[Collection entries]
################
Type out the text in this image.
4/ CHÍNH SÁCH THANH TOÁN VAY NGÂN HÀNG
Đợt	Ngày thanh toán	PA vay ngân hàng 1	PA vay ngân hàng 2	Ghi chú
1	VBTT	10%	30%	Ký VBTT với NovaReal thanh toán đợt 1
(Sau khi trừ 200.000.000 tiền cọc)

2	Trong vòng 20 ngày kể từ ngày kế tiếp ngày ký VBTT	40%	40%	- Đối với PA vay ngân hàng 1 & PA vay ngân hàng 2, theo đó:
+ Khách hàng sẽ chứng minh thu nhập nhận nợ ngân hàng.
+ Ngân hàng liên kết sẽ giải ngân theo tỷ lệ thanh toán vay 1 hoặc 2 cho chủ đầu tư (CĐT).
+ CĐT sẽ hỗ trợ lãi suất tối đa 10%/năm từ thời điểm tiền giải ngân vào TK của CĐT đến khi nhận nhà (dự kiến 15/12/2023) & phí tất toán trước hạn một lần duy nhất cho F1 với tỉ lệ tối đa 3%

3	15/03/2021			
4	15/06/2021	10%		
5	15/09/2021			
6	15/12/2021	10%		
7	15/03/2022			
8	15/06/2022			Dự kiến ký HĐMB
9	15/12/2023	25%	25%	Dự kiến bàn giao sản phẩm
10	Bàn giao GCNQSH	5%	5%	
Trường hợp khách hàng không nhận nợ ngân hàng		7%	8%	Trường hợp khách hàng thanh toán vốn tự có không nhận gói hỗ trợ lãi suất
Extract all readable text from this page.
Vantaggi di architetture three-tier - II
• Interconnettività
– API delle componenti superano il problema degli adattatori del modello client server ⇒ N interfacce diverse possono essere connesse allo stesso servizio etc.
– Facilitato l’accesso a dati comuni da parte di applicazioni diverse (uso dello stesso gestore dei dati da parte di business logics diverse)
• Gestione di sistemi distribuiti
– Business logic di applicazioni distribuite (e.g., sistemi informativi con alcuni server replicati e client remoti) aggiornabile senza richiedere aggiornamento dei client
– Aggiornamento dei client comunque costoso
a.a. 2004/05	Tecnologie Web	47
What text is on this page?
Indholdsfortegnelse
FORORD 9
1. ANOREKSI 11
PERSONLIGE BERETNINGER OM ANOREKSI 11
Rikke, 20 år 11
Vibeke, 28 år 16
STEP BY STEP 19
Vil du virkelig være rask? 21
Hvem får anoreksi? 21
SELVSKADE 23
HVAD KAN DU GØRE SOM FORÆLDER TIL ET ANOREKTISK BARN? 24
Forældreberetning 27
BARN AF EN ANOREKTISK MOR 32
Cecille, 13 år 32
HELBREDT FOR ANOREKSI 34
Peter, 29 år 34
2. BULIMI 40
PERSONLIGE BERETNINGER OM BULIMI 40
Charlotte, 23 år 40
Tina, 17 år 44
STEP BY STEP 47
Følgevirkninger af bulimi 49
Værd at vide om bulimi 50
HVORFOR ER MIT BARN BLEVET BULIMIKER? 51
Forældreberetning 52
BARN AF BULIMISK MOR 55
################
- _What is expected_
Your task is to report how many lines of the material include the string "BARN". Give the number and no other words.

- _Final result_
4